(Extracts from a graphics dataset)
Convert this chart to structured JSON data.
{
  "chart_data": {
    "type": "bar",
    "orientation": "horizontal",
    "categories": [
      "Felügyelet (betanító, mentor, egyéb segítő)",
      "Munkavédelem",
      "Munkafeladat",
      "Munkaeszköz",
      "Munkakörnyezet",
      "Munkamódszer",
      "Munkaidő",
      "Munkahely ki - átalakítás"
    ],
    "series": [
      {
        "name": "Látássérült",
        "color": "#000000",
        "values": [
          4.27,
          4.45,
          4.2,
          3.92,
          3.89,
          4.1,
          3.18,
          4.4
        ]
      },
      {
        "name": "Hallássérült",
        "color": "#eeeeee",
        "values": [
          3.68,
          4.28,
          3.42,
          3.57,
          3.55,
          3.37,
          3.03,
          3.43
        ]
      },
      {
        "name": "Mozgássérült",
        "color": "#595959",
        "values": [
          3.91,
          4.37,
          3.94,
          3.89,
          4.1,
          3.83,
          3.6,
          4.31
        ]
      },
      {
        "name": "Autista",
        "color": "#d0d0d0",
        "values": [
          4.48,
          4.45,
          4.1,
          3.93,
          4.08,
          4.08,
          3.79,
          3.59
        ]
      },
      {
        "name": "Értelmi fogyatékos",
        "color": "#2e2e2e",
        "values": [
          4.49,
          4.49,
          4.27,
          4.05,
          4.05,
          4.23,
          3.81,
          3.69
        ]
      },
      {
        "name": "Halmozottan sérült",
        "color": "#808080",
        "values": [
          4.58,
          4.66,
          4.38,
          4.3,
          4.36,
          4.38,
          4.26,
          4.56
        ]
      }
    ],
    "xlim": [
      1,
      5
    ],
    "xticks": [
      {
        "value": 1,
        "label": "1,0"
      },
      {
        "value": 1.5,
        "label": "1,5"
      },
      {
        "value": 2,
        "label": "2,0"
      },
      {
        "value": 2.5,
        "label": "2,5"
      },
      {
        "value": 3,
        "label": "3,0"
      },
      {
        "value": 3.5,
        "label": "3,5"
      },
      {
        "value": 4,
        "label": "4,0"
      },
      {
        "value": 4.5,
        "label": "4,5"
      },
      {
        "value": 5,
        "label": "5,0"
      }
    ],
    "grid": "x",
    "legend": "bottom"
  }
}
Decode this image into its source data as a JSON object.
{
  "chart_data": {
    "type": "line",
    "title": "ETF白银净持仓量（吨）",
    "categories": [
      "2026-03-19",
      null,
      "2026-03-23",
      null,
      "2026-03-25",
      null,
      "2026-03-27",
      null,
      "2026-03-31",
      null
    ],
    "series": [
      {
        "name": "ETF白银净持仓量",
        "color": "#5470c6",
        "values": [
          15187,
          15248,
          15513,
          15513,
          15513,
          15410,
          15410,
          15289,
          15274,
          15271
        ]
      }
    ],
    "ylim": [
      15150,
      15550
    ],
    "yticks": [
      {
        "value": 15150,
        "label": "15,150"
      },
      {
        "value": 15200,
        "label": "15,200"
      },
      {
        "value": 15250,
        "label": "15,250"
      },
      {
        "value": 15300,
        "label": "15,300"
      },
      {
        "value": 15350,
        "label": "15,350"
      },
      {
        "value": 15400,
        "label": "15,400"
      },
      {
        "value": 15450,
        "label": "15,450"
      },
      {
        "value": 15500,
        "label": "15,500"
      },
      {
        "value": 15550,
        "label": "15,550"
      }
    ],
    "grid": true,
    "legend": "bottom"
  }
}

STATED PROBLEM = Please reproduce each line exactly as written.

ANSWER TO THE PROBLEM =
Convert this chart to structured JSON data.
{
  "chart_data": {
    "type": "bar",
    "orientation": "horizontal",
    "categories": [
      "Felügyelet (betanító, mentor, egyéb segítő)",
      "Munkavédelem",
      "Munkafeladat",
      "Munkaeszköz",
      "Munkakörnyezet",
      "Munkamódszer",
      "Munkaidő",
      "Munkahely ki - átalakítás"
    ],
    "series": [
      {
        "name": "Látássérült",
        "color": "#000000",
        "values": [
          4.27,
          4.45,
          4.2,
          3.92,
          3.89,
          4.1,
          3.18,
          4.4
        ]
      },
      {
        "name": "Hallássérült",
        "color": "#eeeeee",
        "values": [
          3.68,
          4.28,
          3.42,
          3.57,
          3.55,
          3.37,
          3.03,
          3.43
        ]
      },
      {
        "name": "Mozgássérült",
        "color": "#595959",
        "values": [
          3.91,
          4.37,
          3.94,
          3.89,
          4.1,
          3.83,
          3.6,
          4.31
        ]
      },
      {
        "name": "Autista",
        "color": "#d0d0d0",
        "values": [
          4.48,
          4.45,
          4.1,
          3.93,
          4.08,
          4.08,
          3.79,
          3.59
        ]
      },
      {
        "name": "Értelmi fogyatékos",
        "color": "#2e2e2e",
        "values": [
          4.49,
          4.49,
          4.27,
          4.05,
          4.05,
          4.23,
          3.81,
          3.69
        ]
      },
      {
        "name": "Halmozottan sérült",
        "color": "#808080",
        "values": [
          4.58,
          4.66,
          4.38,
          4.3,
          4.36,
          4.38,
          4.26,
          4.56
        ]
      }
    ],
    "xlim": [
      1,
      5
    ],
    "xticks": [
      {
        "value": 1,
        "label": "1,0"
      },
      {
        "value": 1.5,
        "label": "1,5"
      },
      {
        "value": 2,
        "label": "2,0"
      },
      {
        "value": 2.5,
        "label": "2,5"
      },
      {
        "value": 3,
        "label": "3,0"
      },
      {
        "value": 3.5,
        "label": "3,5"
      },
      {
        "value": 4,
        "label": "4,0"
      },
      {
        "value": 4.5,
        "label": "4,5"
      },
      {
        "value": 5,
        "label": "5,0"
      }
    ],
    "grid": "x",
    "legend": "bottom"
  }
}
Decode this image into its source data as a JSON object.
{
  "chart_data": {
    "type": "line",
    "title": "ETF白银净持仓量（吨）",
    "categories": [
      "2026-03-19",
      null,
      "2026-03-23",
      null,
      "2026-03-25",
      null,
      "2026-03-27",
      null,
      "2026-03-31",
      null
    ],
    "series": [
      {
        "name": "ETF白银净持仓量",
        "color": "#5470c6",
        "values": [
          15187,
          15248,
          15513,
          15513,
          15513,
          15410,
          15410,
          15289,
          15274,
          15271
        ]
      }
    ],
    "ylim": [
      15150,
      15550
    ],
    "yticks": [
      {
        "value": 15150,
        "label": "15,150"
      },
      {
        "value": 15200,
        "label": "15,200"
      },
      {
        "value": 15250,
        "label": "15,250"
      },
      {
        "value": 15300,
        "label": "15,300"
      },
      {
        "value": 15350,
        "label": "15,350"
      },
      {
        "value": 15400,
        "label": "15,400"
      },
      {
        "value": 15450,
        "label": "15,450"
      },
      {
        "value": 15500,
        "label": "15,500"
      },
      {
        "value": 15550,
        "label": "15,550"
      }
    ],
    "grid": true,
    "legend": "bottom"
  }
}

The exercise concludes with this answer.